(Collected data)
————

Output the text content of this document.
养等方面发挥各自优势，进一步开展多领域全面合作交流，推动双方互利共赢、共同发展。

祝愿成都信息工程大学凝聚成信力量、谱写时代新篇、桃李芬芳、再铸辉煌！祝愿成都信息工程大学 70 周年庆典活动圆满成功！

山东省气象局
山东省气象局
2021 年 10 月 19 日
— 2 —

————

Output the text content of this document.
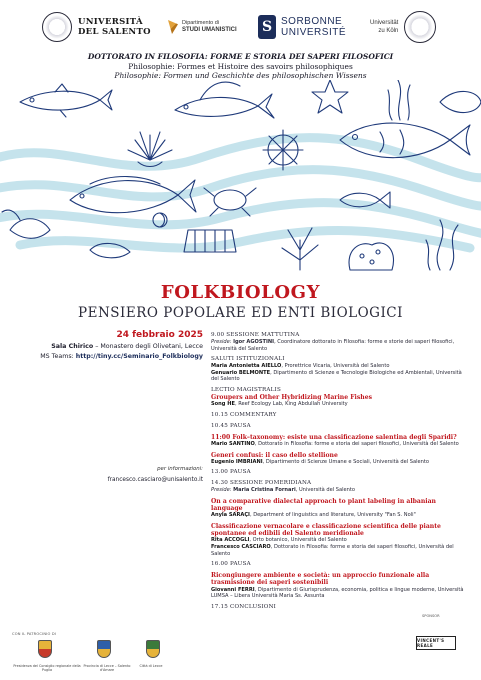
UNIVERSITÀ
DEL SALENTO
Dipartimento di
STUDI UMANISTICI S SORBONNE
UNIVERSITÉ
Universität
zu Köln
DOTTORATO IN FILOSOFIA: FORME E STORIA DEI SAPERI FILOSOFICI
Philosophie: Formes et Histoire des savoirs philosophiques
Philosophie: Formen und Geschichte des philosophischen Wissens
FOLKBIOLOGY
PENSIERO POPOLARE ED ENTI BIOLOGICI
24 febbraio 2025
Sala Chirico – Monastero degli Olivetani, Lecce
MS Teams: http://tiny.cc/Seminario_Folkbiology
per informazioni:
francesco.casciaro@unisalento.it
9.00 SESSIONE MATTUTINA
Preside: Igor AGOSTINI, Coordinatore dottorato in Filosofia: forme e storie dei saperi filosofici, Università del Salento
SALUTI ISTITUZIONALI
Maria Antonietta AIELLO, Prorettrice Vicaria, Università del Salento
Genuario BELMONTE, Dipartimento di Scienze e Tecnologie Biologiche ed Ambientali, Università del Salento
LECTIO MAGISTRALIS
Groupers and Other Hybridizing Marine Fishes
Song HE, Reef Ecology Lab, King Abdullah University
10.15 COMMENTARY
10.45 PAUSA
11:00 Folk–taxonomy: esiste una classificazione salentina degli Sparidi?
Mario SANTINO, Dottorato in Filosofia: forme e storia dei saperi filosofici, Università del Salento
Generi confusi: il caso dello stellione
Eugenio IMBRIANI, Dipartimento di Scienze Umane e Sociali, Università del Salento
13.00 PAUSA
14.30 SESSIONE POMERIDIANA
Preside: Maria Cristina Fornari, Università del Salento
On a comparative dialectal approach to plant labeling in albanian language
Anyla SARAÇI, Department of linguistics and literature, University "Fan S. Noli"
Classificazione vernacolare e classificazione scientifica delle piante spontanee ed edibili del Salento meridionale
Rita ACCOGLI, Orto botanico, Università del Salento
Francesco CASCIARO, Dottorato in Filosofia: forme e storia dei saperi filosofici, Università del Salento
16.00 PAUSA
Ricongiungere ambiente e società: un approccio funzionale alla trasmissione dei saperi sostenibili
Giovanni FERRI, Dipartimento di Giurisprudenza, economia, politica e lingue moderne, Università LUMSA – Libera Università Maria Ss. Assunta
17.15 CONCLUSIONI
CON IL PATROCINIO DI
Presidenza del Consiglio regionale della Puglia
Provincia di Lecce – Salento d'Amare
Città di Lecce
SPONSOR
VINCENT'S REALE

————

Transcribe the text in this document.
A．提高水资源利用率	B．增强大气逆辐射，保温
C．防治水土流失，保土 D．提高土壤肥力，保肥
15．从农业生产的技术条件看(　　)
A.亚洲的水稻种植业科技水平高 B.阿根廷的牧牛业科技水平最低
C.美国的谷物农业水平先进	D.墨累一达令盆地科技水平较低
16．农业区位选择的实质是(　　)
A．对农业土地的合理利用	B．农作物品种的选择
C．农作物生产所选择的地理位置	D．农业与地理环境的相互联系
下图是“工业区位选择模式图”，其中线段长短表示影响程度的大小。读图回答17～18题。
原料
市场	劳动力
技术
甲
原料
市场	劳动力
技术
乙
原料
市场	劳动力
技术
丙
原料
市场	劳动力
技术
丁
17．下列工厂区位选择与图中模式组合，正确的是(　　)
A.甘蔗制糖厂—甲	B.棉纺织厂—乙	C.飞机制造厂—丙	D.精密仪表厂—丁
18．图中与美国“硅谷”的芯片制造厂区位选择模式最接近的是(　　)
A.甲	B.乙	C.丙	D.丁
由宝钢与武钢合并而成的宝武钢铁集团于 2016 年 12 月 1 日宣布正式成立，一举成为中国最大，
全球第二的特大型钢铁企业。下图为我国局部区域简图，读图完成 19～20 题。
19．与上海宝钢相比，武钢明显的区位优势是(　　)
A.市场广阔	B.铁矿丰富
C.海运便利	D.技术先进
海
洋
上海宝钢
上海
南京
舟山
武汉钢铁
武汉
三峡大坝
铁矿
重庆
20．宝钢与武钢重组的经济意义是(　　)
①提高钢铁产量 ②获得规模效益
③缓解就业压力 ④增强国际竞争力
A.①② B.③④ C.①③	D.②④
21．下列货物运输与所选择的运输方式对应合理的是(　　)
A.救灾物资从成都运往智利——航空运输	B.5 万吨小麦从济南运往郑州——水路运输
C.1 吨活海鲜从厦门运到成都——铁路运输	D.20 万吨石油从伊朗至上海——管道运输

————

→ **To do**: Gather each line in these records that contains the string "University".

→ **Task solution**:
Song HE, Reef Ecology Lab, King Abdullah University
Anyla SARAÇI, Department of linguistics and literature, University "Fan S. Noli"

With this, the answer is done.